## Aim of the exercise
Search the records below for the word "true" and show every line where it occurs.
↓
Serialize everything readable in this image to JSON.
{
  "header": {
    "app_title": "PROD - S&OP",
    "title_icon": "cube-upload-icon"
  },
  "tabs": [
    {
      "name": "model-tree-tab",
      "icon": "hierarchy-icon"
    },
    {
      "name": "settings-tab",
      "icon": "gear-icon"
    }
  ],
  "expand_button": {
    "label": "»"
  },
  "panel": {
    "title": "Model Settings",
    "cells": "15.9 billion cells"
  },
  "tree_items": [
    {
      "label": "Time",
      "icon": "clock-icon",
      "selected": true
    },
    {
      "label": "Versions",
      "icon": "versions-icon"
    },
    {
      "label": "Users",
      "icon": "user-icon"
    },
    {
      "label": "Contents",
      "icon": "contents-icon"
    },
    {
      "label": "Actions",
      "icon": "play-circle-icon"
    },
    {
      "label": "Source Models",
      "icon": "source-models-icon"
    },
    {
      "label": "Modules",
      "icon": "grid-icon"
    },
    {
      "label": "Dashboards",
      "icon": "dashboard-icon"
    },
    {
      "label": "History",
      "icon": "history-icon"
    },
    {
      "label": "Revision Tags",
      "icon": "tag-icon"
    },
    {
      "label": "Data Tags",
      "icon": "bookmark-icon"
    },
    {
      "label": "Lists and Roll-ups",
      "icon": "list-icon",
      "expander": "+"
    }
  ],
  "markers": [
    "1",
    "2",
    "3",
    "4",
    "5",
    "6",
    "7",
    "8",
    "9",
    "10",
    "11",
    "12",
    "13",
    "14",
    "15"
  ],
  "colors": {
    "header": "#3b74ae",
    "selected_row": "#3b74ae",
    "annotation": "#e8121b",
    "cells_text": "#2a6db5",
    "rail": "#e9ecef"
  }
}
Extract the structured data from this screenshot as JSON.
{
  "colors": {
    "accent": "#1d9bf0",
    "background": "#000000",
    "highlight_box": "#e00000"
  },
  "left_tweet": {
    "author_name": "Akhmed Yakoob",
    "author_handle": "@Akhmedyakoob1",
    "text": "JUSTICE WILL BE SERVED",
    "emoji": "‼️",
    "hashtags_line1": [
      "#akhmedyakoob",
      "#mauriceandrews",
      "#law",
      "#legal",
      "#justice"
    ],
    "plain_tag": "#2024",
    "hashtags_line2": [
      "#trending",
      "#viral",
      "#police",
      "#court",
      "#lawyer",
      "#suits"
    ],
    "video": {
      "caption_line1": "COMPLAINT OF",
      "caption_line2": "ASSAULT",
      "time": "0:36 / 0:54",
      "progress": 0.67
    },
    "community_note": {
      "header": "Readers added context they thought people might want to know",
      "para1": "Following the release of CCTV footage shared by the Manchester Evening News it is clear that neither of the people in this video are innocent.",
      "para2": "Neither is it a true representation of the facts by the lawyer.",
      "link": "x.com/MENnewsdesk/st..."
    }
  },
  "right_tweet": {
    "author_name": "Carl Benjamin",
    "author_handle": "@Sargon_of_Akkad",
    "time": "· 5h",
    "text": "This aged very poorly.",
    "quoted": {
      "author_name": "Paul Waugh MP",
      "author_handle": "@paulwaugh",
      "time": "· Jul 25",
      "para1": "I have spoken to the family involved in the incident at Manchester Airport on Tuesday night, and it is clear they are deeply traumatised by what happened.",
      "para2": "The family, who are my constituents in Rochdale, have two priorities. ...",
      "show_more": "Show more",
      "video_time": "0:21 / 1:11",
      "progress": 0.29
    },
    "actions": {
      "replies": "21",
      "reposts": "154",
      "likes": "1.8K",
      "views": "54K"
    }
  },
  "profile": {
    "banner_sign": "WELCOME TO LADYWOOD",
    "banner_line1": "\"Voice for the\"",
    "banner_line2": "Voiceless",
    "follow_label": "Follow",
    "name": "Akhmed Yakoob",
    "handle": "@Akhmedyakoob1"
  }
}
↑
↓
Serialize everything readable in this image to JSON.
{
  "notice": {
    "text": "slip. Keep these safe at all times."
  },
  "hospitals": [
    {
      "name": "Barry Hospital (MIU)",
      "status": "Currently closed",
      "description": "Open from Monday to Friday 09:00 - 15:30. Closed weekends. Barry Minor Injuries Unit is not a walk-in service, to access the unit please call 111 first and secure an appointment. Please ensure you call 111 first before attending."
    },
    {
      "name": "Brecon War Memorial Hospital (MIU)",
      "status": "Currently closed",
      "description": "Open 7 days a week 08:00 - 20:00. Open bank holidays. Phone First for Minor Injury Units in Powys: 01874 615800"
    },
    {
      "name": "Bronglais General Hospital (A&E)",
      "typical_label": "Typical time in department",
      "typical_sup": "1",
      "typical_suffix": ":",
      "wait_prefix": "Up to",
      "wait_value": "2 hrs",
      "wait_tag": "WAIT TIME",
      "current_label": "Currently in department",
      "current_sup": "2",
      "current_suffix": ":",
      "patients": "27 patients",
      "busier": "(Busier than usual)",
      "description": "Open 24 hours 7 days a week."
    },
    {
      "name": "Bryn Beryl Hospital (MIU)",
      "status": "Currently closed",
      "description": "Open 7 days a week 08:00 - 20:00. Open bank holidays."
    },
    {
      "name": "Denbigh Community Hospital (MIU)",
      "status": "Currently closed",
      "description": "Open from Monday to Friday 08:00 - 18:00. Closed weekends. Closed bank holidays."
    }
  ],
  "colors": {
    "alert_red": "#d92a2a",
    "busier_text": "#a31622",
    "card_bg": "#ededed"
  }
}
↑
↓
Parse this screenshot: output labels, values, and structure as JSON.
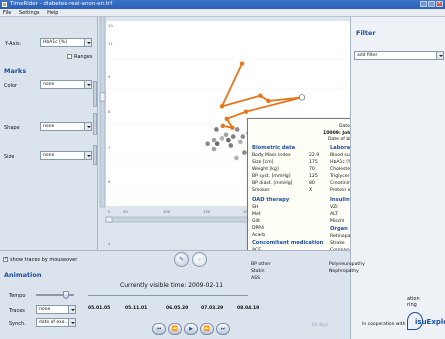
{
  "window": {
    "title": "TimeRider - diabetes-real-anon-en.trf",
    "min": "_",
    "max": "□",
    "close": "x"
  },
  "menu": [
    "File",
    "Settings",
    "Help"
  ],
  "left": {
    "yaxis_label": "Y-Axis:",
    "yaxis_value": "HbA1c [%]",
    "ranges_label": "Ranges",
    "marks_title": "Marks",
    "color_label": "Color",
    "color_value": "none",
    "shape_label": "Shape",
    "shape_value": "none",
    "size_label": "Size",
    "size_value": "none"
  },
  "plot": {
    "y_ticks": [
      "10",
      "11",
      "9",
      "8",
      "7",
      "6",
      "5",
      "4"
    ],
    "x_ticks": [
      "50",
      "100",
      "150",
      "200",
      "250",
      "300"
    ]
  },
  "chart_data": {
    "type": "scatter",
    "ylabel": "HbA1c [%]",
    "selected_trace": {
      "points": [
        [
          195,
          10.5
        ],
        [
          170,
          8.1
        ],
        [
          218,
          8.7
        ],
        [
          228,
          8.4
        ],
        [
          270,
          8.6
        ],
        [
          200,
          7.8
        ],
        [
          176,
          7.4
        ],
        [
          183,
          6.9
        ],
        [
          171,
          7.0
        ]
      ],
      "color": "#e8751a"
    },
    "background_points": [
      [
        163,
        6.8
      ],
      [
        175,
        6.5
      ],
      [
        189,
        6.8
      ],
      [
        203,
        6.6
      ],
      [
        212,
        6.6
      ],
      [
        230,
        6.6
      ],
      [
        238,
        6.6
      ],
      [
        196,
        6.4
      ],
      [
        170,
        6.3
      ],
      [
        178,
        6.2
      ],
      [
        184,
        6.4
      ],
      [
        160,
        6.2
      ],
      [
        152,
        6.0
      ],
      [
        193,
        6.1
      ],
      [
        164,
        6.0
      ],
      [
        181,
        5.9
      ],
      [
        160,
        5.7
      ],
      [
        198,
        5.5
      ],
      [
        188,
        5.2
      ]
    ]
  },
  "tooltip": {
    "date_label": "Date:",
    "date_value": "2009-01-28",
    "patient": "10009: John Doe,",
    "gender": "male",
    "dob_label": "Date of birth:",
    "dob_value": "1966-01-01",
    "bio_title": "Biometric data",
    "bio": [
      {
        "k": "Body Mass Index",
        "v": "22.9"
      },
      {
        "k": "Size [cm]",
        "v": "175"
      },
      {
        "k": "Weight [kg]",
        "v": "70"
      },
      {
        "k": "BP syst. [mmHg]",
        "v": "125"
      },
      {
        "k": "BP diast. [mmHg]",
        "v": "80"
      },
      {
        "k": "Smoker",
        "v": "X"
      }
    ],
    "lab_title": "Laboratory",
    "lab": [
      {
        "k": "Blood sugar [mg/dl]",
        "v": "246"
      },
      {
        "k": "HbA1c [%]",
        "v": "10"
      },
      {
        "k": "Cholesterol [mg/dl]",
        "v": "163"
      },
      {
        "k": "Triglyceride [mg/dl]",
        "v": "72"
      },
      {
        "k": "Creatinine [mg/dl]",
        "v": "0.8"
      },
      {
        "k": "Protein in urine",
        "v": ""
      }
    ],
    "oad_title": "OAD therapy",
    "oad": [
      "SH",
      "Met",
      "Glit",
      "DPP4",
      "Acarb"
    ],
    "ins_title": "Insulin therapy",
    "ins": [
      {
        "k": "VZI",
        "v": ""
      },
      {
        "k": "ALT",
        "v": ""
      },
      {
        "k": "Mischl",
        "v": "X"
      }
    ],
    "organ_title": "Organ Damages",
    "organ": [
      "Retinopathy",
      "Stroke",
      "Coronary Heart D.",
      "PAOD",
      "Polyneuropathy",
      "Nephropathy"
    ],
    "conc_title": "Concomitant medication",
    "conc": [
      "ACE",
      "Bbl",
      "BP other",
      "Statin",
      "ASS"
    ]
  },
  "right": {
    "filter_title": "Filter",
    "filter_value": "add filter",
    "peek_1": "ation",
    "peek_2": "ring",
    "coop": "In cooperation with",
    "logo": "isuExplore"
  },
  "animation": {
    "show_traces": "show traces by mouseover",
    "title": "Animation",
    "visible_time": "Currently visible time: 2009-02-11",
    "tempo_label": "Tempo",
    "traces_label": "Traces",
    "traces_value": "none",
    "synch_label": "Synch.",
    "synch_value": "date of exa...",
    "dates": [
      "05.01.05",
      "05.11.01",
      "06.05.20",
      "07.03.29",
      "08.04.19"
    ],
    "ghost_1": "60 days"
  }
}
↑
## Solution to this problem
      "selected": true
      "para2": "Neither is it a true representation of the facts by the lawyer.",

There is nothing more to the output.